[Rows from a dataset]
________________________

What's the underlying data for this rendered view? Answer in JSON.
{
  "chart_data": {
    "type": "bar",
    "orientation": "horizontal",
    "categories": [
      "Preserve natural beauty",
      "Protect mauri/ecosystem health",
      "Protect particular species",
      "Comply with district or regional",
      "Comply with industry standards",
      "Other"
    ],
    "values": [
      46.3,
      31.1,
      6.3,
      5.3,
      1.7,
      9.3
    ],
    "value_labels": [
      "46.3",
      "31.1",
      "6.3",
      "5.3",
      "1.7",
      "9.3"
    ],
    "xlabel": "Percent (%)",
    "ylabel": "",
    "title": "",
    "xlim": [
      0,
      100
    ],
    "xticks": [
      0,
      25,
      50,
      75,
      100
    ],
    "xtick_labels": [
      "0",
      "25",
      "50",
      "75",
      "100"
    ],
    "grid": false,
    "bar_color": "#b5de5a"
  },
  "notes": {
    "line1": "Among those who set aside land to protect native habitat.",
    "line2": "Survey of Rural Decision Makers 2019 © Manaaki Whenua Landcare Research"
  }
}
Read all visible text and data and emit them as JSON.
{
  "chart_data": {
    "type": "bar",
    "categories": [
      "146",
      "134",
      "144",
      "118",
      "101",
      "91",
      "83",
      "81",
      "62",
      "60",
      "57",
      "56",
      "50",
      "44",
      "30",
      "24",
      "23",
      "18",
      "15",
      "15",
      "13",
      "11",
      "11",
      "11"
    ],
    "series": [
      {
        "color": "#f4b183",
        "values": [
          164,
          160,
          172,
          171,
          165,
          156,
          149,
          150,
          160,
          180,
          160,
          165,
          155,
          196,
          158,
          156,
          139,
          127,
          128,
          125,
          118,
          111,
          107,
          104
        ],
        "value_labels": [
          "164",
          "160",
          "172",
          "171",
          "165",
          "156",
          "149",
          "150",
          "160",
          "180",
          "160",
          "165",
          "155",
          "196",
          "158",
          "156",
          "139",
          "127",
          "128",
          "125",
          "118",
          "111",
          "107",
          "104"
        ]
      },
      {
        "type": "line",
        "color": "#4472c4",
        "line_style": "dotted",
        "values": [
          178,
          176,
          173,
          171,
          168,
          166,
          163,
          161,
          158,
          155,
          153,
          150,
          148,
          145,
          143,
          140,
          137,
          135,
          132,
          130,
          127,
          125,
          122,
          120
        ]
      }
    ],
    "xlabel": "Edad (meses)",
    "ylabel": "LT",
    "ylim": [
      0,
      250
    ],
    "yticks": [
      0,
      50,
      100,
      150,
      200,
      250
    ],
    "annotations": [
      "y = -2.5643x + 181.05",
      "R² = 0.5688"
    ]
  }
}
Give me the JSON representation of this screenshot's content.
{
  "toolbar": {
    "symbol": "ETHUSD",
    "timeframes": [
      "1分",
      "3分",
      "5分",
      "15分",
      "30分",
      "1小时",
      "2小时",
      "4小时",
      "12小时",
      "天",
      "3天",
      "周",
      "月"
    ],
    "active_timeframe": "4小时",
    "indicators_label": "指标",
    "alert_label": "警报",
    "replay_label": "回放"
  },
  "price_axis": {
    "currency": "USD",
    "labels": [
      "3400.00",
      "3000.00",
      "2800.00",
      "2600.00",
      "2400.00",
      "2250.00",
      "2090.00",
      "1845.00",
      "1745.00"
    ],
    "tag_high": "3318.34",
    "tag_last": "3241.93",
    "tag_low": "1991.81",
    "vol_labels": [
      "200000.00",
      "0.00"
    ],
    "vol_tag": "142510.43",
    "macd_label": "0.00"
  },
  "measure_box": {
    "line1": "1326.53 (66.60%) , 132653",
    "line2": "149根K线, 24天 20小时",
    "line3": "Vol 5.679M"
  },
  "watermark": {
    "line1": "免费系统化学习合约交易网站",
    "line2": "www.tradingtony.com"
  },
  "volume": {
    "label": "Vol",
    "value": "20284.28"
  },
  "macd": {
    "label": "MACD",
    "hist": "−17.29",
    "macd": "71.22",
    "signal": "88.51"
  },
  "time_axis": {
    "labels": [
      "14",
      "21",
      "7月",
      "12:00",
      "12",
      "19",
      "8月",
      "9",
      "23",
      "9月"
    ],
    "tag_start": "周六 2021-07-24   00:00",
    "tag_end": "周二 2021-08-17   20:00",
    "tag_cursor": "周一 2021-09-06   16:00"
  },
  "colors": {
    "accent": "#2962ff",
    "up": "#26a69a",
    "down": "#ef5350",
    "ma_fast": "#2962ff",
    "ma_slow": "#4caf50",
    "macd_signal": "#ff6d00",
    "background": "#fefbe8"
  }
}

________________________

*PROBLEM DETAILS*
Return all the data above once more, precisely as given.

*THE COMPLETED TASK*
What's the underlying data for this rendered view? Answer in JSON.
{
  "chart_data": {
    "type": "bar",
    "orientation": "horizontal",
    "categories": [
      "Preserve natural beauty",
      "Protect mauri/ecosystem health",
      "Protect particular species",
      "Comply with district or regional",
      "Comply with industry standards",
      "Other"
    ],
    "values": [
      46.3,
      31.1,
      6.3,
      5.3,
      1.7,
      9.3
    ],
    "value_labels": [
      "46.3",
      "31.1",
      "6.3",
      "5.3",
      "1.7",
      "9.3"
    ],
    "xlabel": "Percent (%)",
    "ylabel": "",
    "title": "",
    "xlim": [
      0,
      100
    ],
    "xticks": [
      0,
      25,
      50,
      75,
      100
    ],
    "xtick_labels": [
      "0",
      "25",
      "50",
      "75",
      "100"
    ],
    "grid": false,
    "bar_color": "#b5de5a"
  },
  "notes": {
    "line1": "Among those who set aside land to protect native habitat.",
    "line2": "Survey of Rural Decision Makers 2019 © Manaaki Whenua Landcare Research"
  }
}
Read all visible text and data and emit them as JSON.
{
  "chart_data": {
    "type": "bar",
    "categories": [
      "146",
      "134",
      "144",
      "118",
      "101",
      "91",
      "83",
      "81",
      "62",
      "60",
      "57",
      "56",
      "50",
      "44",
      "30",
      "24",
      "23",
      "18",
      "15",
      "15",
      "13",
      "11",
      "11",
      "11"
    ],
    "series": [
      {
        "color": "#f4b183",
        "values": [
          164,
          160,
          172,
          171,
          165,
          156,
          149,
          150,
          160,
          180,
          160,
          165,
          155,
          196,
          158,
          156,
          139,
          127,
          128,
          125,
          118,
          111,
          107,
          104
        ],
        "value_labels": [
          "164",
          "160",
          "172",
          "171",
          "165",
          "156",
          "149",
          "150",
          "160",
          "180",
          "160",
          "165",
          "155",
          "196",
          "158",
          "156",
          "139",
          "127",
          "128",
          "125",
          "118",
          "111",
          "107",
          "104"
        ]
      },
      {
        "type": "line",
        "color": "#4472c4",
        "line_style": "dotted",
        "values": [
          178,
          176,
          173,
          171,
          168,
          166,
          163,
          161,
          158,
          155,
          153,
          150,
          148,
          145,
          143,
          140,
          137,
          135,
          132,
          130,
          127,
          125,
          122,
          120
        ]
      }
    ],
    "xlabel": "Edad (meses)",
    "ylabel": "LT",
    "ylim": [
      0,
      250
    ],
    "yticks": [
      0,
      50,
      100,
      150,
      200,
      250
    ],
    "annotations": [
      "y = -2.5643x + 181.05",
      "R² = 0.5688"
    ]
  }
}
Give me the JSON representation of this screenshot's content.
{
  "toolbar": {
    "symbol": "ETHUSD",
    "timeframes": [
      "1分",
      "3分",
      "5分",
      "15分",
      "30分",
      "1小时",
      "2小时",
      "4小时",
      "12小时",
      "天",
      "3天",
      "周",
      "月"
    ],
    "active_timeframe": "4小时",
    "indicators_label": "指标",
    "alert_label": "警报",
    "replay_label": "回放"
  },
  "price_axis": {
    "currency": "USD",
    "labels": [
      "3400.00",
      "3000.00",
      "2800.00",
      "2600.00",
      "2400.00",
      "2250.00",
      "2090.00",
      "1845.00",
      "1745.00"
    ],
    "tag_high": "3318.34",
    "tag_last": "3241.93",
    "tag_low": "1991.81",
    "vol_labels": [
      "200000.00",
      "0.00"
    ],
    "vol_tag": "142510.43",
    "macd_label": "0.00"
  },
  "measure_box": {
    "line1": "1326.53 (66.60%) , 132653",
    "line2": "149根K线, 24天 20小时",
    "line3": "Vol 5.679M"
  },
  "watermark": {
    "line1": "免费系统化学习合约交易网站",
    "line2": "www.tradingtony.com"
  },
  "volume": {
    "label": "Vol",
    "value": "20284.28"
  },
  "macd": {
    "label": "MACD",
    "hist": "−17.29",
    "macd": "71.22",
    "signal": "88.51"
  },
  "time_axis": {
    "labels": [
      "14",
      "21",
      "7月",
      "12:00",
      "12",
      "19",
      "8月",
      "9",
      "23",
      "9月"
    ],
    "tag_start": "周六 2021-07-24   00:00",
    "tag_end": "周二 2021-08-17   20:00",
    "tag_cursor": "周一 2021-09-06   16:00"
  },
  "colors": {
    "accent": "#2962ff",
    "up": "#26a69a",
    "down": "#ef5350",
    "ma_fast": "#2962ff",
    "ma_slow": "#4caf50",
    "macd_signal": "#ff6d00",
    "background": "#fefbe8"
  }
}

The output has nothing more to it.